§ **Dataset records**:
* * * * * * *
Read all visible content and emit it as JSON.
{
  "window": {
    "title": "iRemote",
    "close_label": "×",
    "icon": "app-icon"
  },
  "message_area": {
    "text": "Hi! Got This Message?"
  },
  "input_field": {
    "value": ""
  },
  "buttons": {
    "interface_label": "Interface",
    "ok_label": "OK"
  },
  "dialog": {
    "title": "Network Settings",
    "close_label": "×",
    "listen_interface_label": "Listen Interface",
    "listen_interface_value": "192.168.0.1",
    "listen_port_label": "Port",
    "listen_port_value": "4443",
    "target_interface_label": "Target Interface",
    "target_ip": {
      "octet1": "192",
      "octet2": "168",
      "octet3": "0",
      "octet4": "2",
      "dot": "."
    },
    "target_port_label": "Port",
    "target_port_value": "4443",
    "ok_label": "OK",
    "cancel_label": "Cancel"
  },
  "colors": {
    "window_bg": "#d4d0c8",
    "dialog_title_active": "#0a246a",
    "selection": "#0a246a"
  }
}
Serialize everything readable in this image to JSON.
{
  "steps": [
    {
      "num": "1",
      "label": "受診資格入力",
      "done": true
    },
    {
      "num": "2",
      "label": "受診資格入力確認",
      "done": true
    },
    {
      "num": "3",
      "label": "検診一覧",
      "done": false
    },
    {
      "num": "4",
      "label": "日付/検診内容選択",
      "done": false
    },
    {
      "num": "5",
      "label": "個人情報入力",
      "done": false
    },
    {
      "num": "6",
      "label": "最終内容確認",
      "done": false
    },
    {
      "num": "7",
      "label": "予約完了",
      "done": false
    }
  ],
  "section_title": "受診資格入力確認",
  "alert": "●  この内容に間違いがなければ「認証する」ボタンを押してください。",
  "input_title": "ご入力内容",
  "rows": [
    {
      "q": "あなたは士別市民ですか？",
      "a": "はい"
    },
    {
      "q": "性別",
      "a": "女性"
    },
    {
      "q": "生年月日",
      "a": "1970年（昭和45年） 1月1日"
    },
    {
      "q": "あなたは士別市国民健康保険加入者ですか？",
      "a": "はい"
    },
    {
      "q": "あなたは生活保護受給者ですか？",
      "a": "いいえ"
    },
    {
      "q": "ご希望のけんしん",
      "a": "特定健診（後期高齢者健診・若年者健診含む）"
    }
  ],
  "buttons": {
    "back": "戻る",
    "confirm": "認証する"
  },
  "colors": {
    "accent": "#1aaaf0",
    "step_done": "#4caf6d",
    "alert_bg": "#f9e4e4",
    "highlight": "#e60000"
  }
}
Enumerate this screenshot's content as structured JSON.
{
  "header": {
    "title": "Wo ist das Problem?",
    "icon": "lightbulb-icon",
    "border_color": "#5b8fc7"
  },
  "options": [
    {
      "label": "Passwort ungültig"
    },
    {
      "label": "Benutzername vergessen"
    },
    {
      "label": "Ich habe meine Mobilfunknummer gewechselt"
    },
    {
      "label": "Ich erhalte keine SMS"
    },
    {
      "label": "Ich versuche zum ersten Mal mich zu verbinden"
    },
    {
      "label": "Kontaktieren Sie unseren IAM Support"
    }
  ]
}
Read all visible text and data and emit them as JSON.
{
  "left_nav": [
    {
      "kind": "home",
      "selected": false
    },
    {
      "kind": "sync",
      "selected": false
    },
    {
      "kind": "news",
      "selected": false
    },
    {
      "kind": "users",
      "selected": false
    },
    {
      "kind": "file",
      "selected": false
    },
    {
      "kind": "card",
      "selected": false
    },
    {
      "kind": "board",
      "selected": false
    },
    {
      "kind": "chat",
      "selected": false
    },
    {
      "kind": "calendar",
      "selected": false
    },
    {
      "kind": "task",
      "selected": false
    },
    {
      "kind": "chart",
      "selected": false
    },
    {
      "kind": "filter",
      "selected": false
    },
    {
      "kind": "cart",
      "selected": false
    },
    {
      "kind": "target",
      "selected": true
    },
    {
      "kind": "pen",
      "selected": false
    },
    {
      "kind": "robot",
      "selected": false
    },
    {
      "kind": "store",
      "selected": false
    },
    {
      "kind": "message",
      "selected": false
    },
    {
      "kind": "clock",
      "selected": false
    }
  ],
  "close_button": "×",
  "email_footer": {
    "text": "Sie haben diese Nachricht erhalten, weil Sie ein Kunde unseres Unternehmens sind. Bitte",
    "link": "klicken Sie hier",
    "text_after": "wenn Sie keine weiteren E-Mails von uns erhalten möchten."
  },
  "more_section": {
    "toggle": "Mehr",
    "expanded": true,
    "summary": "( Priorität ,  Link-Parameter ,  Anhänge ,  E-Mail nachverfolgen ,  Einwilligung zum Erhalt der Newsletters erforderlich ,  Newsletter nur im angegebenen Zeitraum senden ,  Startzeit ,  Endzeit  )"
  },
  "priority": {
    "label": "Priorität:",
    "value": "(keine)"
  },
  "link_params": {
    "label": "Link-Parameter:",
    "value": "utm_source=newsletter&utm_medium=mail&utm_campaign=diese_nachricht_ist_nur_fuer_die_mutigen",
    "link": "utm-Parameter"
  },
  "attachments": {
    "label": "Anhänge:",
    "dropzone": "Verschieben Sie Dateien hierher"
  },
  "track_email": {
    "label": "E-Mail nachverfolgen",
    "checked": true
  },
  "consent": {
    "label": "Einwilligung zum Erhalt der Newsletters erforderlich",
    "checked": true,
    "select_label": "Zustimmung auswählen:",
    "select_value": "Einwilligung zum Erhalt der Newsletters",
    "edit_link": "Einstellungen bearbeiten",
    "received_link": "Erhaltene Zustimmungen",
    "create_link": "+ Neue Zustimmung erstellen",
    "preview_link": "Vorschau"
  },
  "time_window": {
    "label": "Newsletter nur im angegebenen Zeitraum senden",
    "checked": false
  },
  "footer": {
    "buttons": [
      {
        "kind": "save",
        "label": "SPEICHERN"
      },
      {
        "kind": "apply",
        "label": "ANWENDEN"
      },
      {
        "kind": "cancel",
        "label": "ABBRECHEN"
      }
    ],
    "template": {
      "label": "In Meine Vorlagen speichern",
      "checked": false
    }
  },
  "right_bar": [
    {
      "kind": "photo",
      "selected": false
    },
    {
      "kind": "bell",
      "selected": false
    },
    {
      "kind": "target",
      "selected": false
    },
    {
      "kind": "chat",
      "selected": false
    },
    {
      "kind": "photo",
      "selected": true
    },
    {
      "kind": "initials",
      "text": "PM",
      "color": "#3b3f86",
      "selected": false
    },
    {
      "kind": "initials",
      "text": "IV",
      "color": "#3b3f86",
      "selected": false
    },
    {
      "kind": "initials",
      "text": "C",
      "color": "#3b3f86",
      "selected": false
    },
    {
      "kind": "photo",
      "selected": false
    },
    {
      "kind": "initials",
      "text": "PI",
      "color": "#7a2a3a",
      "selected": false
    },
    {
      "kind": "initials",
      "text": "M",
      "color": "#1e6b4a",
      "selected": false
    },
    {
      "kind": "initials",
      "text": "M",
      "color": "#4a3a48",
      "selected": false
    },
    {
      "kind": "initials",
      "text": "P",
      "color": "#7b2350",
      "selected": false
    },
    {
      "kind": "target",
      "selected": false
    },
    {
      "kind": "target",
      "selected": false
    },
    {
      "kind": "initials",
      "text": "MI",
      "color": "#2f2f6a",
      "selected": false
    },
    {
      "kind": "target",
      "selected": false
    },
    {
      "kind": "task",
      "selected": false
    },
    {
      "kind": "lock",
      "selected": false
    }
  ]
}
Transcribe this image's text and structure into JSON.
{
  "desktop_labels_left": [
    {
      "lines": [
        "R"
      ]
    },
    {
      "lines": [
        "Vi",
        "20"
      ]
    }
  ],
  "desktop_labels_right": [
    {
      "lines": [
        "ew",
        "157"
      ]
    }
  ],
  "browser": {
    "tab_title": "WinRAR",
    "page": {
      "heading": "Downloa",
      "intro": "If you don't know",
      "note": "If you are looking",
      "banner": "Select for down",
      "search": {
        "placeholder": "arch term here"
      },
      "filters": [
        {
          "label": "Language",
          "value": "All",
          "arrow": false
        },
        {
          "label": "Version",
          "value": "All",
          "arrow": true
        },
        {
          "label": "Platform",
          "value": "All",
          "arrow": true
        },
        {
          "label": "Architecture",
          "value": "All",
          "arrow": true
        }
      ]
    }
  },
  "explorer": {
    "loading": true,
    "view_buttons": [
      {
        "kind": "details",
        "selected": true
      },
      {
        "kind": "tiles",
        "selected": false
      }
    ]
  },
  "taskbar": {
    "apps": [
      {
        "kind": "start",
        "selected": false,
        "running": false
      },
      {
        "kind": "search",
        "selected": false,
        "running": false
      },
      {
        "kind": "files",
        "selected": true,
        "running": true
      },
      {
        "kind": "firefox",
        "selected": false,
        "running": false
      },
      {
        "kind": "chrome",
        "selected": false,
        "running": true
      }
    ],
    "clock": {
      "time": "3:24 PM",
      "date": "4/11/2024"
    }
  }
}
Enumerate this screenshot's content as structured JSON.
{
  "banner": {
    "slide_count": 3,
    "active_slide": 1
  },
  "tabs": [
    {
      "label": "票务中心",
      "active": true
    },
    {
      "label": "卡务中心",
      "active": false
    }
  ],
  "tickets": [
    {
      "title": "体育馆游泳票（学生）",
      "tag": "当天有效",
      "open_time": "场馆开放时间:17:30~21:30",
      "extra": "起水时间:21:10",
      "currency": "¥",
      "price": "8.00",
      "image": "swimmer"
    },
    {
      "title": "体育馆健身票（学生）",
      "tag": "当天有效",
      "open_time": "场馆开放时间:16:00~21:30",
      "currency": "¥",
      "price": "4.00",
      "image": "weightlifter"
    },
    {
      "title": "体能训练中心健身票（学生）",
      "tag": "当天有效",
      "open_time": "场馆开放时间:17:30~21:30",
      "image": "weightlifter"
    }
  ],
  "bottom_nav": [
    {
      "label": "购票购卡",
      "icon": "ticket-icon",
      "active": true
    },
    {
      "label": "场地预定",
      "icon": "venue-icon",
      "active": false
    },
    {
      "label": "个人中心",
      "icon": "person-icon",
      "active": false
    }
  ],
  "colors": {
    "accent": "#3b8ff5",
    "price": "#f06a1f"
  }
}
* * * * * * *
§ **WHAT THIS TASK INVOLVES**: For this exercise, gather every line of the data that contains the word "Parameter".

§ **ANSWER TO THE PROBLEM**:
    "summary": "( Priorität ,  Link-Parameter ,  Anhänge ,  E-Mail nachverfolgen ,  Einwilligung zum Erhalt der Newsletters erforderlich ,  Newsletter nur im angegebenen Zeitraum senden ,  Startzeit ,  Endzeit  )"
    "label": "Link-Parameter:",
    "link": "utm-Parameter"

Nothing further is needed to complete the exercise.